Instructions for the task:
Isolate every line in the data with the string "آمده" and copy it.
--- Begin Task inputs ---
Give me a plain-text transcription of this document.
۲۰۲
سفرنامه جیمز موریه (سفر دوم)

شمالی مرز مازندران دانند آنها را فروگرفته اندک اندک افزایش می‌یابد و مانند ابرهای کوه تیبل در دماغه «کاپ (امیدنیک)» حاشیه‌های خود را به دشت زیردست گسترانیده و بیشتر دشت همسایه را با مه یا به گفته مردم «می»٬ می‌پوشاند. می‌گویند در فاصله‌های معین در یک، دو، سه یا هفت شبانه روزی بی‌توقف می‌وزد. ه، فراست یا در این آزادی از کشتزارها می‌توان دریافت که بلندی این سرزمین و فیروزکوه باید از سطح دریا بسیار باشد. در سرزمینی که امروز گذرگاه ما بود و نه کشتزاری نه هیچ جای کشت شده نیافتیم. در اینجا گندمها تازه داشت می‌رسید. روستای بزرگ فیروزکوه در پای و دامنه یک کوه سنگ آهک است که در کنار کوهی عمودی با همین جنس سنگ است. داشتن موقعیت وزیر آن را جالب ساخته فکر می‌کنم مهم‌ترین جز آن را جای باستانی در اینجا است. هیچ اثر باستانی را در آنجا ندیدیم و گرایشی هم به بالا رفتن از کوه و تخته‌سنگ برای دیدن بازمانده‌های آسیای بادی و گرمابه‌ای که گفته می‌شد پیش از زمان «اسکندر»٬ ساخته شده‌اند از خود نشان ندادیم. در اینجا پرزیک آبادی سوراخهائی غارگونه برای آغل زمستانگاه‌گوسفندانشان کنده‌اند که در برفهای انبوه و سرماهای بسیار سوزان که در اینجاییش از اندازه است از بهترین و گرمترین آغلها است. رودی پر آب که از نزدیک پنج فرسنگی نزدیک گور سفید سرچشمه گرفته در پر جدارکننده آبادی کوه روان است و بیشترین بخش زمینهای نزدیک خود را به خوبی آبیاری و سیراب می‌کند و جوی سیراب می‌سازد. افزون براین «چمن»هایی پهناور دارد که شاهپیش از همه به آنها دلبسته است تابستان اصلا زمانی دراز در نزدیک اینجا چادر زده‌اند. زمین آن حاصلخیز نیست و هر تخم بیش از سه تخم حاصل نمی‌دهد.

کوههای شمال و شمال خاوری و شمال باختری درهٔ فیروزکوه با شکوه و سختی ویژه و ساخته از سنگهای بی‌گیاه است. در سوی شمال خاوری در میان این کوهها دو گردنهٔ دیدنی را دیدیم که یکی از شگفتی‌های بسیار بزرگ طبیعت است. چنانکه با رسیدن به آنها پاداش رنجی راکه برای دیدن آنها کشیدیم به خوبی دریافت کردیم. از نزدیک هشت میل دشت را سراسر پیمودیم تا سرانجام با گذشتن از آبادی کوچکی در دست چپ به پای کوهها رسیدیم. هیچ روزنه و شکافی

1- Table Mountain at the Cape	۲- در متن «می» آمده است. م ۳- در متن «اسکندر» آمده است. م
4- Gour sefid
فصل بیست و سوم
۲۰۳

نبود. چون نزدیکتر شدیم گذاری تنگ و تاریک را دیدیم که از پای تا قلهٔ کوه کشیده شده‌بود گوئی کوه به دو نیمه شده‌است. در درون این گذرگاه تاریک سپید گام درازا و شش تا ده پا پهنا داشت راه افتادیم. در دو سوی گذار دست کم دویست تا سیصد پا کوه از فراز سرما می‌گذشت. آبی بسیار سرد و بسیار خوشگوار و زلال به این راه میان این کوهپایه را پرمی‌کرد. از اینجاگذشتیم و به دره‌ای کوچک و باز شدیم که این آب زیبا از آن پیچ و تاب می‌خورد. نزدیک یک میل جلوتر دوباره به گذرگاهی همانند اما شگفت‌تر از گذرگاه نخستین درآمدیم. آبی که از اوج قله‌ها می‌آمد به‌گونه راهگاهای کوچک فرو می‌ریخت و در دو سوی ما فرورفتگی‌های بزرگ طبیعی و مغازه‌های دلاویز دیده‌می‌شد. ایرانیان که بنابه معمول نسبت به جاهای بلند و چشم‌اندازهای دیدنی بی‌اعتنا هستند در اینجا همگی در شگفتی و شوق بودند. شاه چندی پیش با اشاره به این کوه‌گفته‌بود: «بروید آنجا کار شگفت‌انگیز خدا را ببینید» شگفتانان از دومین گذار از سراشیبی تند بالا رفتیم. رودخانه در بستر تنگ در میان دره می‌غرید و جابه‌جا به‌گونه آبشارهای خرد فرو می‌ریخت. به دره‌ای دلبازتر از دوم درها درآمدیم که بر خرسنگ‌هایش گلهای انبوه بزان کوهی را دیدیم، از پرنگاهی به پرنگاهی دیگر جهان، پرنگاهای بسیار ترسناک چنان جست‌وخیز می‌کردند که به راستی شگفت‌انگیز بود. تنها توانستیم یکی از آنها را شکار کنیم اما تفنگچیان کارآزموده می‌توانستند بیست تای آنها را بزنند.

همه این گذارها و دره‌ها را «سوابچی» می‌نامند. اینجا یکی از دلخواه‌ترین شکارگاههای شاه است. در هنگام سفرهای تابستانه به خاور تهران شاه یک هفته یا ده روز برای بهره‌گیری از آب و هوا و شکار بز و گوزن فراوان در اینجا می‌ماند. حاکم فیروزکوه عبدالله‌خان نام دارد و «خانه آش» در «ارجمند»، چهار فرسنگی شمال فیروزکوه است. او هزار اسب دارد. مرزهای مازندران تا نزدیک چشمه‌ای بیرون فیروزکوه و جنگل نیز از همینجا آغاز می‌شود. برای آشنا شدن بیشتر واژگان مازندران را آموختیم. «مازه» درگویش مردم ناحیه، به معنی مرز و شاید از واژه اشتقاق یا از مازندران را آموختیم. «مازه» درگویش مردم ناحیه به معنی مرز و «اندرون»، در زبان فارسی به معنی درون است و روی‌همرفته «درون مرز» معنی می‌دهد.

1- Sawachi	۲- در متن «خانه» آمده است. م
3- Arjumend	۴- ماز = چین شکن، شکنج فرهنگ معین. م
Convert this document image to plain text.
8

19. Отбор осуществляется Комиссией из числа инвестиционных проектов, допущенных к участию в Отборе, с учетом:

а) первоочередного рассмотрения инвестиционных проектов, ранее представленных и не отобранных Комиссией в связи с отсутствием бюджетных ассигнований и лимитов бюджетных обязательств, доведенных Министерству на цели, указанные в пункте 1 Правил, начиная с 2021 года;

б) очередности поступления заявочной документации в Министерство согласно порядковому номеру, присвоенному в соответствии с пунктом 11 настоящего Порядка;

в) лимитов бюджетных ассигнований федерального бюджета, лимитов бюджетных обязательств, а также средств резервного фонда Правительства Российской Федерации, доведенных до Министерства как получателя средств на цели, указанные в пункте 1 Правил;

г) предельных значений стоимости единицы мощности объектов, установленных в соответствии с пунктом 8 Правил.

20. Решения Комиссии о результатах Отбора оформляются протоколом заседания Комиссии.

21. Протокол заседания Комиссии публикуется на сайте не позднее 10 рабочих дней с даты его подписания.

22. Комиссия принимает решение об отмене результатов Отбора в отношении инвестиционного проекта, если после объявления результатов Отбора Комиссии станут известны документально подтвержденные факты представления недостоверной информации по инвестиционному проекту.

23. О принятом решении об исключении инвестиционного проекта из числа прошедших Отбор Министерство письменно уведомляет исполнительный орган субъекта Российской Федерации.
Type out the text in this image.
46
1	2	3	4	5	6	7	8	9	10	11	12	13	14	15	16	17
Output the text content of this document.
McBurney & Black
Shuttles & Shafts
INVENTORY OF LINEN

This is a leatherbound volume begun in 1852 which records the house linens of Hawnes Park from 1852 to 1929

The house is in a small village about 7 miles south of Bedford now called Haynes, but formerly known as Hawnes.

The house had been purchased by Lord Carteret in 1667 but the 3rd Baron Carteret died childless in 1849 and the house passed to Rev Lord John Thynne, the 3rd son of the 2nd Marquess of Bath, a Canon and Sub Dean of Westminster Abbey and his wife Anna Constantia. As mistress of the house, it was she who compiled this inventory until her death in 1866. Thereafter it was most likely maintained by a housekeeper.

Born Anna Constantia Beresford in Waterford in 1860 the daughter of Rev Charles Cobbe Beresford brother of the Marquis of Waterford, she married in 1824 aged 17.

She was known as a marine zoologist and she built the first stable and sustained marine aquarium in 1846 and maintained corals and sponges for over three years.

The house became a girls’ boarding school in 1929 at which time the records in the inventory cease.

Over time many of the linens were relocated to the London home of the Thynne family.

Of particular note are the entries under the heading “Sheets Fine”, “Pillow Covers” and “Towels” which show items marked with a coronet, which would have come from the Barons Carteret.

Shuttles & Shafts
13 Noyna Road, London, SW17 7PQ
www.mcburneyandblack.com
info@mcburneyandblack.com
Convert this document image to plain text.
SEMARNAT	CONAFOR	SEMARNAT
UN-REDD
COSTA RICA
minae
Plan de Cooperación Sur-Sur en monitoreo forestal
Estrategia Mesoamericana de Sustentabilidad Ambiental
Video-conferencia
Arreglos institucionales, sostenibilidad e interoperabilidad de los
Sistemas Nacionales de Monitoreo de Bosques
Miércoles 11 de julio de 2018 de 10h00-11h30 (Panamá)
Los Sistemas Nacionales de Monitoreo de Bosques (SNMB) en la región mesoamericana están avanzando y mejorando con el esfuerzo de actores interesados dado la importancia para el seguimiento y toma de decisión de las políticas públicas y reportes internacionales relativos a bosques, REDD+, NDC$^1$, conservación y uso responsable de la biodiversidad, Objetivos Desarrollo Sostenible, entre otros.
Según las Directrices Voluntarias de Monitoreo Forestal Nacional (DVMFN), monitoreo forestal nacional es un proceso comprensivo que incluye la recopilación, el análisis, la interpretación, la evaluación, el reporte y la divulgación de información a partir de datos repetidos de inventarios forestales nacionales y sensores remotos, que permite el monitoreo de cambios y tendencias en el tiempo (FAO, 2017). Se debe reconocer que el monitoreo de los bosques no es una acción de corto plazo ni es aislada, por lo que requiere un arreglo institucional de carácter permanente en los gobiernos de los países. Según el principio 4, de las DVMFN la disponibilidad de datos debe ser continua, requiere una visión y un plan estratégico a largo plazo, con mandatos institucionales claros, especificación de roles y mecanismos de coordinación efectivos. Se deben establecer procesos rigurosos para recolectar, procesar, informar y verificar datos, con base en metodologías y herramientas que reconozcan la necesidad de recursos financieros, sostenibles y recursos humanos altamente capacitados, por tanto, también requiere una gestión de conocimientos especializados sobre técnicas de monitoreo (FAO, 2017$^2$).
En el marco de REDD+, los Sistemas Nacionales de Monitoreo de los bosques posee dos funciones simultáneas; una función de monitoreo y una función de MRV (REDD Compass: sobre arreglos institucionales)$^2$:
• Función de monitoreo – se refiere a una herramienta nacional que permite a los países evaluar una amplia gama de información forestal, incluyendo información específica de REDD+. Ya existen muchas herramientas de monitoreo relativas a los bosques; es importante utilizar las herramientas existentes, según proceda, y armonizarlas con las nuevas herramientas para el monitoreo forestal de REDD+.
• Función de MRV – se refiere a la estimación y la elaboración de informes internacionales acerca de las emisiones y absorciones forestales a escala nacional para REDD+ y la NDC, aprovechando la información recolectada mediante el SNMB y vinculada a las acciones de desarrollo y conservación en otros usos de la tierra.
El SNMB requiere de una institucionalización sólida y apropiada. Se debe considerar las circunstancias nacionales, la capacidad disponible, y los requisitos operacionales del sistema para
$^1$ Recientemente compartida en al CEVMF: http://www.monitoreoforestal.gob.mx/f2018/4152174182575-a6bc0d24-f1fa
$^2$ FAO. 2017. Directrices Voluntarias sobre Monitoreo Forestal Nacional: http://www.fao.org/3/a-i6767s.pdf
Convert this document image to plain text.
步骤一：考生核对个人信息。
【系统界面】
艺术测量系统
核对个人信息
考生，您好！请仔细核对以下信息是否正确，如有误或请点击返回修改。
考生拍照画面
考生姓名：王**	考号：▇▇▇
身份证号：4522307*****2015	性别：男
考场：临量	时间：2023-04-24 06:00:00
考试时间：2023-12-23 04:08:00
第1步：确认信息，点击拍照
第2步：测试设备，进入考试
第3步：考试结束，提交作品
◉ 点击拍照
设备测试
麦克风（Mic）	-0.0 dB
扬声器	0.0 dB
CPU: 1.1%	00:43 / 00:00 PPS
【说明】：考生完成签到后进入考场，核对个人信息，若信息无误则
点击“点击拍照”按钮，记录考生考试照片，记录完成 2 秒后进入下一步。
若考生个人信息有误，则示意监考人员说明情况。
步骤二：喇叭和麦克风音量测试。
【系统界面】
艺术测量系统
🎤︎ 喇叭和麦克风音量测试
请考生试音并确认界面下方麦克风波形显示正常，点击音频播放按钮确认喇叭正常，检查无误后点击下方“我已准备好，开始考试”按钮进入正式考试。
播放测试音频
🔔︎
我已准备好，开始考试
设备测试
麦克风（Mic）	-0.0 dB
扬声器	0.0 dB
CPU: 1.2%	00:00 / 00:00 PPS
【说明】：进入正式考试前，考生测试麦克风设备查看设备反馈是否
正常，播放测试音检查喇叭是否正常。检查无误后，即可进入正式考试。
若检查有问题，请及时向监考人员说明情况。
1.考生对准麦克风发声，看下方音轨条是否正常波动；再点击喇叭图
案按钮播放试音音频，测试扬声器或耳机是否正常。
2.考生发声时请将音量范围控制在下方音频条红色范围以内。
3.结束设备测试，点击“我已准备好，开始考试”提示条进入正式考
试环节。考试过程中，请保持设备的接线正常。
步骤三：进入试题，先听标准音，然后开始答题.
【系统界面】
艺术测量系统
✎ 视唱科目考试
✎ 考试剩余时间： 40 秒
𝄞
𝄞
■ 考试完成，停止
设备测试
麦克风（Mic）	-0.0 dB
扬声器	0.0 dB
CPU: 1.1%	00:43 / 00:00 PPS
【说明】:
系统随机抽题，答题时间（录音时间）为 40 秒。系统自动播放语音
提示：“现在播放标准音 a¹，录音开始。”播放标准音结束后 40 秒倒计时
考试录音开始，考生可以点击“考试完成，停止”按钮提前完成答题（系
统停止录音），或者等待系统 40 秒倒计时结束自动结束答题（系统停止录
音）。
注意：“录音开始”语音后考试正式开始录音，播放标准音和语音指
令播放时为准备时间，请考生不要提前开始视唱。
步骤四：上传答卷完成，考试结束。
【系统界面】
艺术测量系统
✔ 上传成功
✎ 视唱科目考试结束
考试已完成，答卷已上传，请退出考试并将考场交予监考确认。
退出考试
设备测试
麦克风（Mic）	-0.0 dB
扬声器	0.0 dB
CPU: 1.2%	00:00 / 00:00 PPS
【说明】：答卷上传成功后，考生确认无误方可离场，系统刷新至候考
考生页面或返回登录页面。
--- End Task inputs ---
Solution for this problem:
1- Table Mountain at the Cape	۲- در متن «می» آمده است. م ۳- در متن «اسکندر» آمده است. م
1- Sawachi	۲- در متن «خانه» آمده است. م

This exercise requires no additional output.